Material provided =
——

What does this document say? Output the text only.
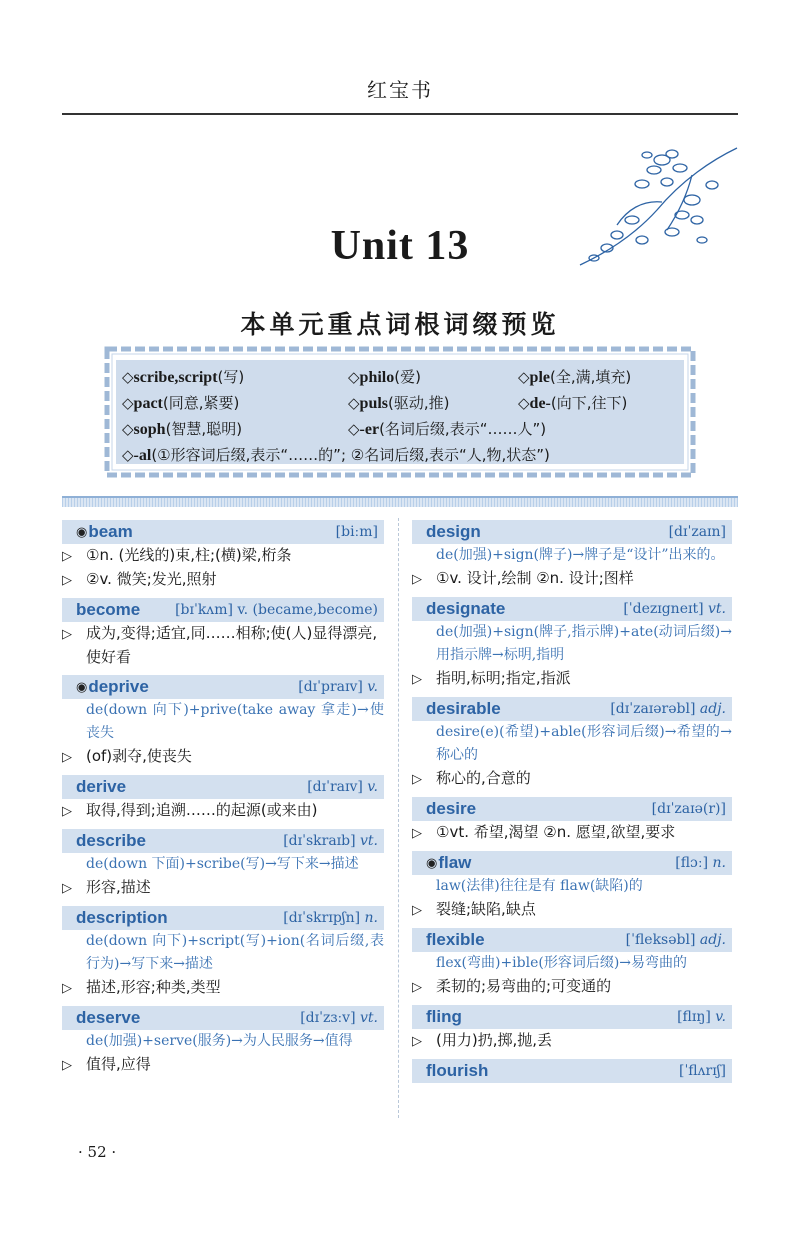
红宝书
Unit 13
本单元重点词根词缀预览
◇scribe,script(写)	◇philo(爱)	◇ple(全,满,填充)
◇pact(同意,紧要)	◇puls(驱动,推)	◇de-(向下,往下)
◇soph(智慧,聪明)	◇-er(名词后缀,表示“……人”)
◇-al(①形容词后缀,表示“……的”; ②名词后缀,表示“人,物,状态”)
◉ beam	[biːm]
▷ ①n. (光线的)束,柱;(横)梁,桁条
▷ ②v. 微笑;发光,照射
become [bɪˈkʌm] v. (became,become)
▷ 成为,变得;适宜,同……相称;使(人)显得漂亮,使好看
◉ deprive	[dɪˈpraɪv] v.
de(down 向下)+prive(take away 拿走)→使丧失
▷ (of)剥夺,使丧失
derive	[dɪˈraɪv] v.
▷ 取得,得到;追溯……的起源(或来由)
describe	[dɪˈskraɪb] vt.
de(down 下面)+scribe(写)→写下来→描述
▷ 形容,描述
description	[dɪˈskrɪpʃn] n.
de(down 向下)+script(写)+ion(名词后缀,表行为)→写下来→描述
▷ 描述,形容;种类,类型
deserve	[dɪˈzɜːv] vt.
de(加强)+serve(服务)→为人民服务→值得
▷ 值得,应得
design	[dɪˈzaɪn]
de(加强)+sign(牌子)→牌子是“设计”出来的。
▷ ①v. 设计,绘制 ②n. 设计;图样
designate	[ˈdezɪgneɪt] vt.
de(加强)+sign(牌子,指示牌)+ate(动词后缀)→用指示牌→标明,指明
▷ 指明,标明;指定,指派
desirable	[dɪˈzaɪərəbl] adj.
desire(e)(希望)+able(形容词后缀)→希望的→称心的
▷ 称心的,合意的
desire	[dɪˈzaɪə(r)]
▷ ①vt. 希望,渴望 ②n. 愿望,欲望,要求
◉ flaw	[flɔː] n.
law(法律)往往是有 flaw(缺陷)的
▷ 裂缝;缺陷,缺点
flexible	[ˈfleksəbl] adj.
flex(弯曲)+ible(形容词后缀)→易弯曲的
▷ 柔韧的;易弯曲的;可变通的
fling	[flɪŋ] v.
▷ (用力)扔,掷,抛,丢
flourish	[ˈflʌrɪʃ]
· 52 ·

——

Exercise description =
Transcribe each entry above exactly, apart from the pictures.

Full response =
What does this document say? Output the text only.
红宝书
Unit 13
本单元重点词根词缀预览
◇scribe,script(写)	◇philo(爱)	◇ple(全,满,填充)
◇pact(同意,紧要)	◇puls(驱动,推)	◇de-(向下,往下)
◇soph(智慧,聪明)	◇-er(名词后缀,表示“……人”)
◇-al(①形容词后缀,表示“……的”; ②名词后缀,表示“人,物,状态”)
◉ beam	[biːm]
▷ ①n. (光线的)束,柱;(横)梁,桁条
▷ ②v. 微笑;发光,照射
become [bɪˈkʌm] v. (became,become)
▷ 成为,变得;适宜,同……相称;使(人)显得漂亮,使好看
◉ deprive	[dɪˈpraɪv] v.
de(down 向下)+prive(take away 拿走)→使丧失
▷ (of)剥夺,使丧失
derive	[dɪˈraɪv] v.
▷ 取得,得到;追溯……的起源(或来由)
describe	[dɪˈskraɪb] vt.
de(down 下面)+scribe(写)→写下来→描述
▷ 形容,描述
description	[dɪˈskrɪpʃn] n.
de(down 向下)+script(写)+ion(名词后缀,表行为)→写下来→描述
▷ 描述,形容;种类,类型
deserve	[dɪˈzɜːv] vt.
de(加强)+serve(服务)→为人民服务→值得
▷ 值得,应得
design	[dɪˈzaɪn]
de(加强)+sign(牌子)→牌子是“设计”出来的。
▷ ①v. 设计,绘制 ②n. 设计;图样
designate	[ˈdezɪgneɪt] vt.
de(加强)+sign(牌子,指示牌)+ate(动词后缀)→用指示牌→标明,指明
▷ 指明,标明;指定,指派
desirable	[dɪˈzaɪərəbl] adj.
desire(e)(希望)+able(形容词后缀)→希望的→称心的
▷ 称心的,合意的
desire	[dɪˈzaɪə(r)]
▷ ①vt. 希望,渴望 ②n. 愿望,欲望,要求
◉ flaw	[flɔː] n.
law(法律)往往是有 flaw(缺陷)的
▷ 裂缝;缺陷,缺点
flexible	[ˈfleksəbl] adj.
flex(弯曲)+ible(形容词后缀)→易弯曲的
▷ 柔韧的;易弯曲的;可变通的
fling	[flɪŋ] v.
▷ (用力)扔,掷,抛,丢
flourish	[ˈflʌrɪʃ]
· 52 ·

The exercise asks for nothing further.